____ Stored rows
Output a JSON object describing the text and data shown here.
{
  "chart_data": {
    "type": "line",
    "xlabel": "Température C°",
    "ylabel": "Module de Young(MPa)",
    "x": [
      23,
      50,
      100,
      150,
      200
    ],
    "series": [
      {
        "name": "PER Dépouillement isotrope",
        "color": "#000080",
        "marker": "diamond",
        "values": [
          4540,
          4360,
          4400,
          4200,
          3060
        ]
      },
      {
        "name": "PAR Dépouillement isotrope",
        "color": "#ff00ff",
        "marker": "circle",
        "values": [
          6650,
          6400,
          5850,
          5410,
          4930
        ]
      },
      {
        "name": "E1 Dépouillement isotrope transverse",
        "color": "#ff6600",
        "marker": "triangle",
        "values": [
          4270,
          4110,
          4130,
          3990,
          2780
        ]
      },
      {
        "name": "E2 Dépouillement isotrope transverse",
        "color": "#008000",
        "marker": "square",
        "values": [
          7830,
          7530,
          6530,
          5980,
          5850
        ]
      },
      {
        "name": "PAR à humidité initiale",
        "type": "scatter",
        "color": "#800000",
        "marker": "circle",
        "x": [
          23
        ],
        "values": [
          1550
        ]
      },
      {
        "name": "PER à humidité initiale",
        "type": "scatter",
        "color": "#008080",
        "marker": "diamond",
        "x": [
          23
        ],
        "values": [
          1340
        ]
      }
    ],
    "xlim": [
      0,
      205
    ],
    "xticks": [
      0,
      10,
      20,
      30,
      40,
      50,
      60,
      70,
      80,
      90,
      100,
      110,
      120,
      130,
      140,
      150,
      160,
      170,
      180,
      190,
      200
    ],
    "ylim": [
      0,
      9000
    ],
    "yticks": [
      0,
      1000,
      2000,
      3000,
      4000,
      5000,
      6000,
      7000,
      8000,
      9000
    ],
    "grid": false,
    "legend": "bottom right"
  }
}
________
Extract all lines from the material above that include the word "isotrope".

        "name": "PER Dépouillement isotrope",
        "name": "PAR Dépouillement isotrope",
        "name": "E1 Dépouillement isotrope transverse",
        "name": "E2 Dépouillement isotrope transverse",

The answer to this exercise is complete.